WHAT IS EXPECTED :: Set every record down verbatim and omit the pictures.

####################

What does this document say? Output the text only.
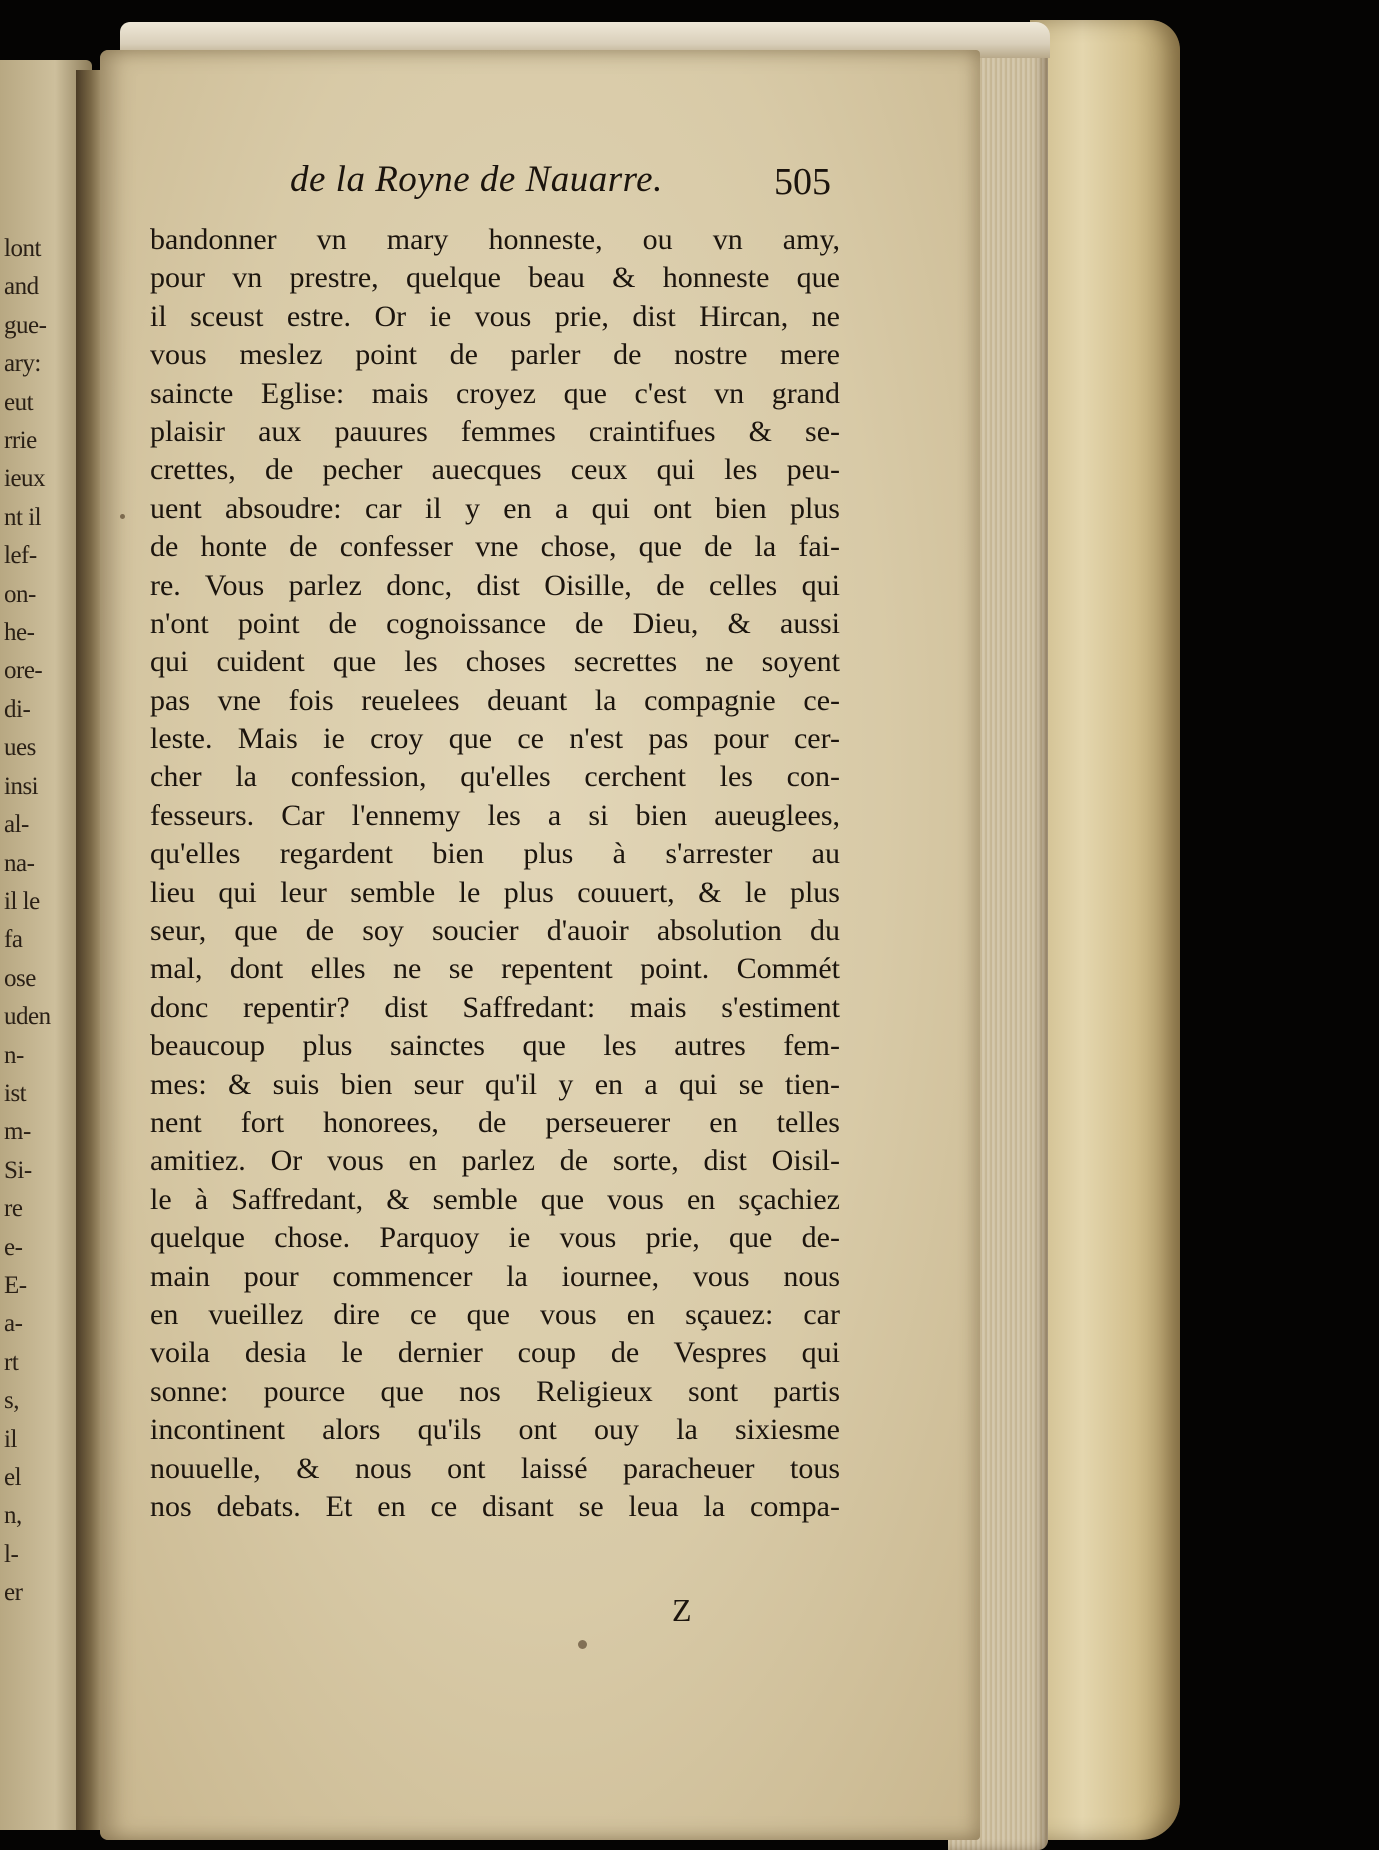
lont
and
gue-
ary:
eut
rrie
ieux
nt il
lef-
on-
he-
ore-
di-
ues
insi
al-
na-
il le
fa
ose
uden
n-
ist
m-
Si-
re
e-
E-
a-
rt
s,
il
el
n,
l-
er
de la Royne de Nauarre.	505
bandonner vn mary honneste, ou vn amy,
pour vn prestre, quelque beau & honneste que
il sceust estre. Or ie vous prie, dist Hircan, ne
vous meslez point de parler de nostre mere
saincte Eglise: mais croyez que c'est vn grand
plaisir aux pauures femmes craintifues & se-
crettes, de pecher auecques ceux qui les peu-
uent absoudre: car il y en a qui ont bien plus
de honte de confesser vne chose, que de la fai-
re. Vous parlez donc, dist Oisille, de celles qui
n'ont point de cognoissance de Dieu, & aussi
qui cuident que les choses secrettes ne soyent
pas vne fois reuelees deuant la compagnie ce-
leste. Mais ie croy que ce n'est pas pour cer-
cher la confession, qu'elles cerchent les con-
fesseurs. Car l'ennemy les a si bien aueuglees,
qu'elles regardent bien plus à s'arrester au
lieu qui leur semble le plus couuert, & le plus
seur, que de soy soucier d'auoir absolution du
mal, dont elles ne se repentent point. Commét
donc repentir? dist Saffredant: mais s'estiment
beaucoup plus sainctes que les autres fem-
mes: & suis bien seur qu'il y en a qui se tien-
nent fort honorees, de perseuerer en telles
amitiez. Or vous en parlez de sorte, dist Oisil-
le à Saffredant, & semble que vous en sçachiez
quelque chose. Parquoy ie vous prie, que de-
main pour commencer la iournee, vous nous
en vueillez dire ce que vous en sçauez: car
voila desia le dernier coup de Vespres qui
sonne: pource que nos Religieux sont partis
incontinent alors qu'ils ont ouy la sixiesme
nouuelle, & nous ont laissé paracheuer tous
nos debats. Et en ce disant se leua la compa-
Z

####################

THE RESULT ::
What does this document say? Output the text only.
lont
and
gue-
ary:
eut
rrie
ieux
nt il
lef-
on-
he-
ore-
di-
ues
insi
al-
na-
il le
fa
ose
uden
n-
ist
m-
Si-
re
e-
E-
a-
rt
s,
il
el
n,
l-
er
de la Royne de Nauarre.	505
bandonner vn mary honneste, ou vn amy,
pour vn prestre, quelque beau & honneste que
il sceust estre. Or ie vous prie, dist Hircan, ne
vous meslez point de parler de nostre mere
saincte Eglise: mais croyez que c'est vn grand
plaisir aux pauures femmes craintifues & se-
crettes, de pecher auecques ceux qui les peu-
uent absoudre: car il y en a qui ont bien plus
de honte de confesser vne chose, que de la fai-
re. Vous parlez donc, dist Oisille, de celles qui
n'ont point de cognoissance de Dieu, & aussi
qui cuident que les choses secrettes ne soyent
pas vne fois reuelees deuant la compagnie ce-
leste. Mais ie croy que ce n'est pas pour cer-
cher la confession, qu'elles cerchent les con-
fesseurs. Car l'ennemy les a si bien aueuglees,
qu'elles regardent bien plus à s'arrester au
lieu qui leur semble le plus couuert, & le plus
seur, que de soy soucier d'auoir absolution du
mal, dont elles ne se repentent point. Commét
donc repentir? dist Saffredant: mais s'estiment
beaucoup plus sainctes que les autres fem-
mes: & suis bien seur qu'il y en a qui se tien-
nent fort honorees, de perseuerer en telles
amitiez. Or vous en parlez de sorte, dist Oisil-
le à Saffredant, & semble que vous en sçachiez
quelque chose. Parquoy ie vous prie, que de-
main pour commencer la iournee, vous nous
en vueillez dire ce que vous en sçauez: car
voila desia le dernier coup de Vespres qui
sonne: pource que nos Religieux sont partis
incontinent alors qu'ils ont ouy la sixiesme
nouuelle, & nous ont laissé paracheuer tous
nos debats. Et en ce disant se leua la compa-
Z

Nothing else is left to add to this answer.